** GIVEN EXERCISE **
Take the material and output all of it exactly.

** STORED DATA **
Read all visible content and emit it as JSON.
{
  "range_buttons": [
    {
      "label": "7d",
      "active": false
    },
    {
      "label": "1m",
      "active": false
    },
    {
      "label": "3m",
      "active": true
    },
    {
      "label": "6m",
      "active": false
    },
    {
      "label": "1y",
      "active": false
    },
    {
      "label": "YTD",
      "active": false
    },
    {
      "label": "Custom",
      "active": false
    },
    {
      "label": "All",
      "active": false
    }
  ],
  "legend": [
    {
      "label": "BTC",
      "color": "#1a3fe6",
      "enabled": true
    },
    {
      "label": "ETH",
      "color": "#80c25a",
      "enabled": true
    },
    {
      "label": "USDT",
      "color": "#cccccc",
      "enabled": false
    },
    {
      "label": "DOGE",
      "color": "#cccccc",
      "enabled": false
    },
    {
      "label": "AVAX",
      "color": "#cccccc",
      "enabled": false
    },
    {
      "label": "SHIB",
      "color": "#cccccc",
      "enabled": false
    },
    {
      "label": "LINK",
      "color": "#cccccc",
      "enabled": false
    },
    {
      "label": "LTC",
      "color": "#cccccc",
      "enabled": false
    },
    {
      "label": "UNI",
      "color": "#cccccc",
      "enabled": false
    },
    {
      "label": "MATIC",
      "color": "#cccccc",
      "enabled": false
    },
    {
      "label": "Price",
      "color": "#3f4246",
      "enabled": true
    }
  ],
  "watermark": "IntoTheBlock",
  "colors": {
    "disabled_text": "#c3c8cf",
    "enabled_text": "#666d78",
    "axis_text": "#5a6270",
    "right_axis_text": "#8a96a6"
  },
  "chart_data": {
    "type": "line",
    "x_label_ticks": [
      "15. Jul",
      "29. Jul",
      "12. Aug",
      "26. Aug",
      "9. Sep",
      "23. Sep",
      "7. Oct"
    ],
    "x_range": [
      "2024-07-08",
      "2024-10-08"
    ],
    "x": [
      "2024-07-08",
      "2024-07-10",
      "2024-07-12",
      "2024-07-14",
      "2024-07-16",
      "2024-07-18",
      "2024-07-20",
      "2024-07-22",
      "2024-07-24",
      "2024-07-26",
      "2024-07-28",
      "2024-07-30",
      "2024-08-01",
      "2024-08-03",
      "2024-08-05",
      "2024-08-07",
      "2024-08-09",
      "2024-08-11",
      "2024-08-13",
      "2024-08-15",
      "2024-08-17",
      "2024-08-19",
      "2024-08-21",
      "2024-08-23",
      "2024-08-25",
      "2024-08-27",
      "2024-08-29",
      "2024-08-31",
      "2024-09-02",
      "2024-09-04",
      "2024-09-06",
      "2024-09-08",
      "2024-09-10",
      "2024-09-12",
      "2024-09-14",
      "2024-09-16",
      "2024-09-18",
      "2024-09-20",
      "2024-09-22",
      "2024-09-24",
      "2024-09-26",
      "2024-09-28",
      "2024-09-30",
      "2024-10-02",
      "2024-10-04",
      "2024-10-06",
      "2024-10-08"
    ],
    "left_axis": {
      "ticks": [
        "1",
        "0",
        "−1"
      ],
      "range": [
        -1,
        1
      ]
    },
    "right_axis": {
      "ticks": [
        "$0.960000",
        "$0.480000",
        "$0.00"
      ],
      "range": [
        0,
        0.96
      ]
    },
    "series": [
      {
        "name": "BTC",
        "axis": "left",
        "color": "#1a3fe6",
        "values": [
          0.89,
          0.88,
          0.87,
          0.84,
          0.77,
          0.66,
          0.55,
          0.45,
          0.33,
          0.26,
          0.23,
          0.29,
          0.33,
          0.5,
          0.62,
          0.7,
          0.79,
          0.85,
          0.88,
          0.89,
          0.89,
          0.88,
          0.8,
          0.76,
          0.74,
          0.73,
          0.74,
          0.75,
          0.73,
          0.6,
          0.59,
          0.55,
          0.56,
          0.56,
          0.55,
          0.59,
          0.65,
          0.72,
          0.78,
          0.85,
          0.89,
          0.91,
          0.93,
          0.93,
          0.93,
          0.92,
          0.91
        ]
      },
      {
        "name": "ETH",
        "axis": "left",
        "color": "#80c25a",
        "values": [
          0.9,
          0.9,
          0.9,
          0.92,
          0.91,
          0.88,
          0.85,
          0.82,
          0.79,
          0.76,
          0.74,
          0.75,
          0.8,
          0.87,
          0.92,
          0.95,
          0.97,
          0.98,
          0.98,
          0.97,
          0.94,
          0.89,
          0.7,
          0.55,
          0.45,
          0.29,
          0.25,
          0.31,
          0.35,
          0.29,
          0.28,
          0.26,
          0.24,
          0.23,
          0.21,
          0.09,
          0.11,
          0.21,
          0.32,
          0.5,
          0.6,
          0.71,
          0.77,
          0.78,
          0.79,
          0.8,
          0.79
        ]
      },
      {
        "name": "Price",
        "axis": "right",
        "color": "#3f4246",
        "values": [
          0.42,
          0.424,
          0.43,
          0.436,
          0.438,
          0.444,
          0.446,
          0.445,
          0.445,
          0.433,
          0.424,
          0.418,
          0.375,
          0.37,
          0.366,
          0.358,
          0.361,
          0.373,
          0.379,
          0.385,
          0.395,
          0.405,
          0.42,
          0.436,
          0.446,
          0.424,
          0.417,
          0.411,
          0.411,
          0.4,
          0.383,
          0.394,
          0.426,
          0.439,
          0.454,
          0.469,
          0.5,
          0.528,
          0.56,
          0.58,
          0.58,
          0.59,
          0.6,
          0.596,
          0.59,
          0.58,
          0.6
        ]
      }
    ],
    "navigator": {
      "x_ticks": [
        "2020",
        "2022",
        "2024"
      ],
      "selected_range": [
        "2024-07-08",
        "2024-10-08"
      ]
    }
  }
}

** CORRECT RESULT **
Read all visible content and emit it as JSON.
{
  "range_buttons": [
    {
      "label": "7d",
      "active": false
    },
    {
      "label": "1m",
      "active": false
    },
    {
      "label": "3m",
      "active": true
    },
    {
      "label": "6m",
      "active": false
    },
    {
      "label": "1y",
      "active": false
    },
    {
      "label": "YTD",
      "active": false
    },
    {
      "label": "Custom",
      "active": false
    },
    {
      "label": "All",
      "active": false
    }
  ],
  "legend": [
    {
      "label": "BTC",
      "color": "#1a3fe6",
      "enabled": true
    },
    {
      "label": "ETH",
      "color": "#80c25a",
      "enabled": true
    },
    {
      "label": "USDT",
      "color": "#cccccc",
      "enabled": false
    },
    {
      "label": "DOGE",
      "color": "#cccccc",
      "enabled": false
    },
    {
      "label": "AVAX",
      "color": "#cccccc",
      "enabled": false
    },
    {
      "label": "SHIB",
      "color": "#cccccc",
      "enabled": false
    },
    {
      "label": "LINK",
      "color": "#cccccc",
      "enabled": false
    },
    {
      "label": "LTC",
      "color": "#cccccc",
      "enabled": false
    },
    {
      "label": "UNI",
      "color": "#cccccc",
      "enabled": false
    },
    {
      "label": "MATIC",
      "color": "#cccccc",
      "enabled": false
    },
    {
      "label": "Price",
      "color": "#3f4246",
      "enabled": true
    }
  ],
  "watermark": "IntoTheBlock",
  "colors": {
    "disabled_text": "#c3c8cf",
    "enabled_text": "#666d78",
    "axis_text": "#5a6270",
    "right_axis_text": "#8a96a6"
  },
  "chart_data": {
    "type": "line",
    "x_label_ticks": [
      "15. Jul",
      "29. Jul",
      "12. Aug",
      "26. Aug",
      "9. Sep",
      "23. Sep",
      "7. Oct"
    ],
    "x_range": [
      "2024-07-08",
      "2024-10-08"
    ],
    "x": [
      "2024-07-08",
      "2024-07-10",
      "2024-07-12",
      "2024-07-14",
      "2024-07-16",
      "2024-07-18",
      "2024-07-20",
      "2024-07-22",
      "2024-07-24",
      "2024-07-26",
      "2024-07-28",
      "2024-07-30",
      "2024-08-01",
      "2024-08-03",
      "2024-08-05",
      "2024-08-07",
      "2024-08-09",
      "2024-08-11",
      "2024-08-13",
      "2024-08-15",
      "2024-08-17",
      "2024-08-19",
      "2024-08-21",
      "2024-08-23",
      "2024-08-25",
      "2024-08-27",
      "2024-08-29",
      "2024-08-31",
      "2024-09-02",
      "2024-09-04",
      "2024-09-06",
      "2024-09-08",
      "2024-09-10",
      "2024-09-12",
      "2024-09-14",
      "2024-09-16",
      "2024-09-18",
      "2024-09-20",
      "2024-09-22",
      "2024-09-24",
      "2024-09-26",
      "2024-09-28",
      "2024-09-30",
      "2024-10-02",
      "2024-10-04",
      "2024-10-06",
      "2024-10-08"
    ],
    "left_axis": {
      "ticks": [
        "1",
        "0",
        "−1"
      ],
      "range": [
        -1,
        1
      ]
    },
    "right_axis": {
      "ticks": [
        "$0.960000",
        "$0.480000",
        "$0.00"
      ],
      "range": [
        0,
        0.96
      ]
    },
    "series": [
      {
        "name": "BTC",
        "axis": "left",
        "color": "#1a3fe6",
        "values": [
          0.89,
          0.88,
          0.87,
          0.84,
          0.77,
          0.66,
          0.55,
          0.45,
          0.33,
          0.26,
          0.23,
          0.29,
          0.33,
          0.5,
          0.62,
          0.7,
          0.79,
          0.85,
          0.88,
          0.89,
          0.89,
          0.88,
          0.8,
          0.76,
          0.74,
          0.73,
          0.74,
          0.75,
          0.73,
          0.6,
          0.59,
          0.55,
          0.56,
          0.56,
          0.55,
          0.59,
          0.65,
          0.72,
          0.78,
          0.85,
          0.89,
          0.91,
          0.93,
          0.93,
          0.93,
          0.92,
          0.91
        ]
      },
      {
        "name": "ETH",
        "axis": "left",
        "color": "#80c25a",
        "values": [
          0.9,
          0.9,
          0.9,
          0.92,
          0.91,
          0.88,
          0.85,
          0.82,
          0.79,
          0.76,
          0.74,
          0.75,
          0.8,
          0.87,
          0.92,
          0.95,
          0.97,
          0.98,
          0.98,
          0.97,
          0.94,
          0.89,
          0.7,
          0.55,
          0.45,
          0.29,
          0.25,
          0.31,
          0.35,
          0.29,
          0.28,
          0.26,
          0.24,
          0.23,
          0.21,
          0.09,
          0.11,
          0.21,
          0.32,
          0.5,
          0.6,
          0.71,
          0.77,
          0.78,
          0.79,
          0.8,
          0.79
        ]
      },
      {
        "name": "Price",
        "axis": "right",
        "color": "#3f4246",
        "values": [
          0.42,
          0.424,
          0.43,
          0.436,
          0.438,
          0.444,
          0.446,
          0.445,
          0.445,
          0.433,
          0.424,
          0.418,
          0.375,
          0.37,
          0.366,
          0.358,
          0.361,
          0.373,
          0.379,
          0.385,
          0.395,
          0.405,
          0.42,
          0.436,
          0.446,
          0.424,
          0.417,
          0.411,
          0.411,
          0.4,
          0.383,
          0.394,
          0.426,
          0.439,
          0.454,
          0.469,
          0.5,
          0.528,
          0.56,
          0.58,
          0.58,
          0.59,
          0.6,
          0.596,
          0.59,
          0.58,
          0.6
        ]
      }
    ],
    "navigator": {
      "x_ticks": [
        "2020",
        "2022",
        "2024"
      ],
      "selected_range": [
        "2024-07-08",
        "2024-10-08"
      ]
    }
  }
}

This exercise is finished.